* _SHORT PROBLEM_
Reproduce all of the data below without alteration; exclude every picture.

══ RECORDS SUPPLIED

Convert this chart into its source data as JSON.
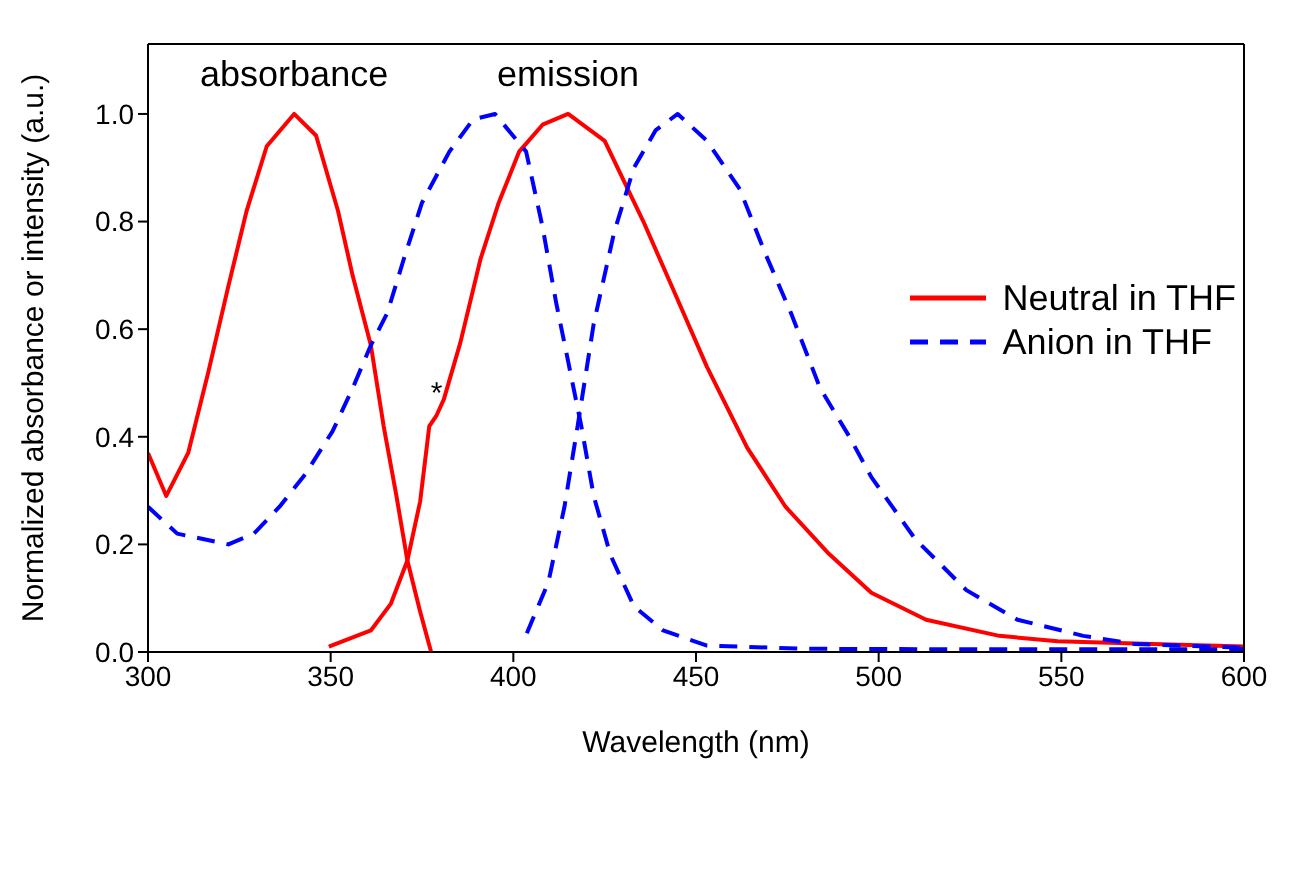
{
  "chart_data": {
    "type": "line",
    "xlabel": "Wavelength (nm)",
    "ylabel": "Normalized absorbance or intensity (a.u.)",
    "xlim": [
      300,
      600
    ],
    "xticks": [
      300,
      350,
      400,
      450,
      500,
      550,
      600
    ],
    "ylim": [
      0,
      1.13
    ],
    "yticks": [
      {
        "value": 0,
        "label": "0.0"
      },
      {
        "value": 0.2,
        "label": "0.2"
      },
      {
        "value": 0.4,
        "label": "0.4"
      },
      {
        "value": 0.6,
        "label": "0.6"
      },
      {
        "value": 0.8,
        "label": "0.8"
      },
      {
        "value": 1,
        "label": "1.0"
      }
    ],
    "legend": "right",
    "marker": "none",
    "annotations": [
      {
        "text": "absorbance",
        "x": 340,
        "y": 1.0
      },
      {
        "text": "emission",
        "x": 415,
        "y": 1.0
      },
      {
        "text": "*",
        "x": 379,
        "y": 0.44
      }
    ],
    "series": [
      {
        "name": "Neutral in THF",
        "color": "#ff0000",
        "line_style": "solid",
        "x": [
          300,
          305,
          311,
          316.5,
          322,
          327,
          332.5,
          340,
          346,
          352,
          356,
          361,
          364.5,
          368,
          371,
          374.5,
          377.5
        ],
        "values": [
          0.37,
          0.29,
          0.37,
          0.52,
          0.68,
          0.82,
          0.94,
          1.0,
          0.96,
          0.82,
          0.7,
          0.57,
          0.42,
          0.29,
          0.17,
          0.075,
          0.0
        ]
      },
      {
        "color": "#ff0000",
        "line_style": "solid",
        "x": [
          349.5,
          361,
          366.5,
          371,
          374.5,
          377,
          379,
          381,
          385.5,
          391,
          396,
          401.6,
          408,
          415,
          425,
          435.6,
          444,
          453,
          464,
          474.5,
          486,
          498,
          513,
          533,
          549,
          575,
          600
        ],
        "values": [
          0.01,
          0.04,
          0.09,
          0.17,
          0.28,
          0.42,
          0.44,
          0.47,
          0.575,
          0.73,
          0.835,
          0.93,
          0.98,
          1.0,
          0.95,
          0.8,
          0.67,
          0.53,
          0.38,
          0.27,
          0.185,
          0.11,
          0.06,
          0.03,
          0.02,
          0.015,
          0.01
        ]
      },
      {
        "name": "Anion in THF",
        "color": "#0000ff",
        "line_style": "dashed",
        "x": [
          300,
          308,
          322,
          329,
          336,
          343,
          350.5,
          356,
          361,
          365.5,
          370,
          375,
          382.5,
          389,
          395,
          403.5,
          408,
          411.7,
          415,
          418.6,
          422,
          426.6,
          433,
          441,
          453,
          480,
          520,
          560,
          600
        ],
        "values": [
          0.27,
          0.22,
          0.2,
          0.22,
          0.27,
          0.33,
          0.41,
          0.49,
          0.57,
          0.63,
          0.73,
          0.835,
          0.93,
          0.99,
          1.0,
          0.93,
          0.79,
          0.65,
          0.54,
          0.42,
          0.29,
          0.18,
          0.085,
          0.04,
          0.012,
          0.006,
          0.005,
          0.005,
          0.005
        ]
      },
      {
        "color": "#0000ff",
        "line_style": "dashed",
        "x": [
          403.7,
          409.6,
          414,
          417.6,
          422,
          427.6,
          433,
          439,
          445,
          453,
          462,
          469,
          476,
          484,
          492,
          498,
          510,
          524,
          538,
          556,
          570,
          600
        ],
        "values": [
          0.035,
          0.13,
          0.27,
          0.42,
          0.61,
          0.78,
          0.9,
          0.97,
          1.0,
          0.95,
          0.86,
          0.74,
          0.63,
          0.49,
          0.4,
          0.325,
          0.21,
          0.115,
          0.06,
          0.03,
          0.015,
          0.008
        ]
      }
    ]
  }
}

════

* _SOLUTION TO THIS EXERCISE_
Convert this chart into its source data as JSON.
{
  "chart_data": {
    "type": "line",
    "xlabel": "Wavelength (nm)",
    "ylabel": "Normalized absorbance or intensity (a.u.)",
    "xlim": [
      300,
      600
    ],
    "xticks": [
      300,
      350,
      400,
      450,
      500,
      550,
      600
    ],
    "ylim": [
      0,
      1.13
    ],
    "yticks": [
      {
        "value": 0,
        "label": "0.0"
      },
      {
        "value": 0.2,
        "label": "0.2"
      },
      {
        "value": 0.4,
        "label": "0.4"
      },
      {
        "value": 0.6,
        "label": "0.6"
      },
      {
        "value": 0.8,
        "label": "0.8"
      },
      {
        "value": 1,
        "label": "1.0"
      }
    ],
    "legend": "right",
    "marker": "none",
    "annotations": [
      {
        "text": "absorbance",
        "x": 340,
        "y": 1.0
      },
      {
        "text": "emission",
        "x": 415,
        "y": 1.0
      },
      {
        "text": "*",
        "x": 379,
        "y": 0.44
      }
    ],
    "series": [
      {
        "name": "Neutral in THF",
        "color": "#ff0000",
        "line_style": "solid",
        "x": [
          300,
          305,
          311,
          316.5,
          322,
          327,
          332.5,
          340,
          346,
          352,
          356,
          361,
          364.5,
          368,
          371,
          374.5,
          377.5
        ],
        "values": [
          0.37,
          0.29,
          0.37,
          0.52,
          0.68,
          0.82,
          0.94,
          1.0,
          0.96,
          0.82,
          0.7,
          0.57,
          0.42,
          0.29,
          0.17,
          0.075,
          0.0
        ]
      },
      {
        "color": "#ff0000",
        "line_style": "solid",
        "x": [
          349.5,
          361,
          366.5,
          371,
          374.5,
          377,
          379,
          381,
          385.5,
          391,
          396,
          401.6,
          408,
          415,
          425,
          435.6,
          444,
          453,
          464,
          474.5,
          486,
          498,
          513,
          533,
          549,
          575,
          600
        ],
        "values": [
          0.01,
          0.04,
          0.09,
          0.17,
          0.28,
          0.42,
          0.44,
          0.47,
          0.575,
          0.73,
          0.835,
          0.93,
          0.98,
          1.0,
          0.95,
          0.8,
          0.67,
          0.53,
          0.38,
          0.27,
          0.185,
          0.11,
          0.06,
          0.03,
          0.02,
          0.015,
          0.01
        ]
      },
      {
        "name": "Anion in THF",
        "color": "#0000ff",
        "line_style": "dashed",
        "x": [
          300,
          308,
          322,
          329,
          336,
          343,
          350.5,
          356,
          361,
          365.5,
          370,
          375,
          382.5,
          389,
          395,
          403.5,
          408,
          411.7,
          415,
          418.6,
          422,
          426.6,
          433,
          441,
          453,
          480,
          520,
          560,
          600
        ],
        "values": [
          0.27,
          0.22,
          0.2,
          0.22,
          0.27,
          0.33,
          0.41,
          0.49,
          0.57,
          0.63,
          0.73,
          0.835,
          0.93,
          0.99,
          1.0,
          0.93,
          0.79,
          0.65,
          0.54,
          0.42,
          0.29,
          0.18,
          0.085,
          0.04,
          0.012,
          0.006,
          0.005,
          0.005,
          0.005
        ]
      },
      {
        "color": "#0000ff",
        "line_style": "dashed",
        "x": [
          403.7,
          409.6,
          414,
          417.6,
          422,
          427.6,
          433,
          439,
          445,
          453,
          462,
          469,
          476,
          484,
          492,
          498,
          510,
          524,
          538,
          556,
          570,
          600
        ],
        "values": [
          0.035,
          0.13,
          0.27,
          0.42,
          0.61,
          0.78,
          0.9,
          0.97,
          1.0,
          0.95,
          0.86,
          0.74,
          0.63,
          0.49,
          0.4,
          0.325,
          0.21,
          0.115,
          0.06,
          0.03,
          0.015,
          0.008
        ]
      }
    ]
  }
}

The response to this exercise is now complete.